* **JOB 1**: Name each of the five conditions of collective impact that the collective impact passage lists.
* **JOB 2**: According to the collective impact passage, when did the convening of collective impact practitioners take place?
* **JOB 3**: Summarize the collective impact passage in two sentences.

━━ EXCERPT

We’ve learned a lot since we first wrote in 2011 about collective impact as an approach to large scale social change. The collective impact framework can empower people to make a real difference in communities around the world, but the five conditions (a common agenda, shared measurement systems, mutually reinforcing activities, continuous communication, and backbone support organizations) are missing a critical dimension: equity. The five conditions of collective impact, implemented without attention to equity, are not enough to create lasting change.
With input from thoughtful partners, clients, and community members, we’ve come to understand that most efforts to achieve collective impact inevitably take place within a context of structural inequity that keeps people of different backgrounds and races from achieving equitable outcomes. If participants in collective impact initiatives are to make the lasting change they seek, they must pay explicit attention to policies, practices, and culture that are reinforcing patterns of inequity in the community. They must develop targeted strategies that specifically and differentially take into account any underlying advantages that some people have, as well as the disadvantages that other groups face. And throughout every aspect of the collective impact process, they must bring to the table those whose lives are affected by the results of the work. Without vigilant attention to equity, efforts to align and coordinate resources can inadvertently reinforce institutional patterns that promote disparities and constrain progress for our most vulnerable community members.
Simple and straightforward, even intuitive, but not inevitable
At a convening of collective impact practitioners in May of 2015, Angela Glover Blackwell, founder and CEO of PolicyLink, delivered a powerful keynote entitled, “Equity Matters in Collective Impact,” which described how critical an equity focus is within a collective impact effort. In her words, the work of equity is to create the conditions that enable “just and fair inclusion into a society in which all can participate, prosper, and reach their full potential.”

━━━━
━━ SUPPLIED DATA

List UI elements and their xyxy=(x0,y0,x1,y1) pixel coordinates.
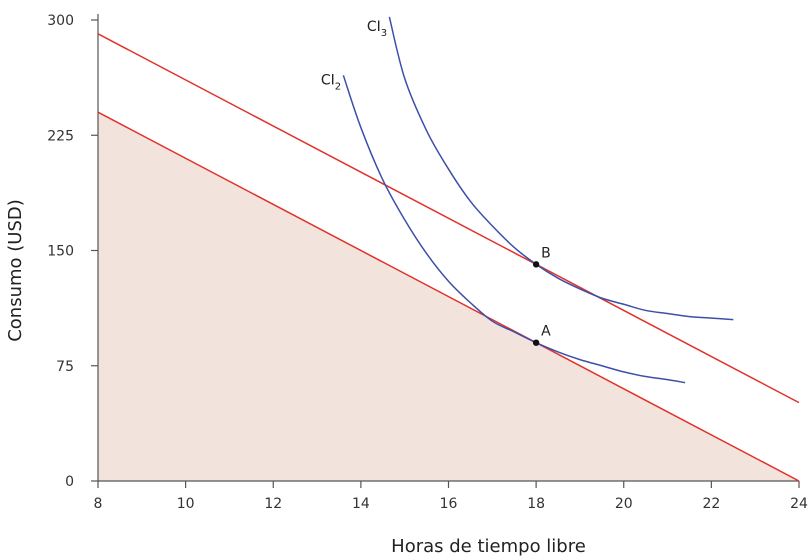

━━━━

* **EXERCISE RESULT 1**:
- A common agenda
- Shared measurement systems
- Mutually reinforcing activities
- Continuous communication
- Backbone support organizations

* **EXERCISE RESULT 2**: It took place in May of 2015.

* **EXERCISE RESULT 3**: The five conditions of collective impact lack the critical dimension of equity, and without attention to equity they are not enough to create lasting change. Because such efforts take place within structural inequity, participants must attend to policies, practices, and culture that reinforce inequity, develop targeted strategies, and bring affected people to the table.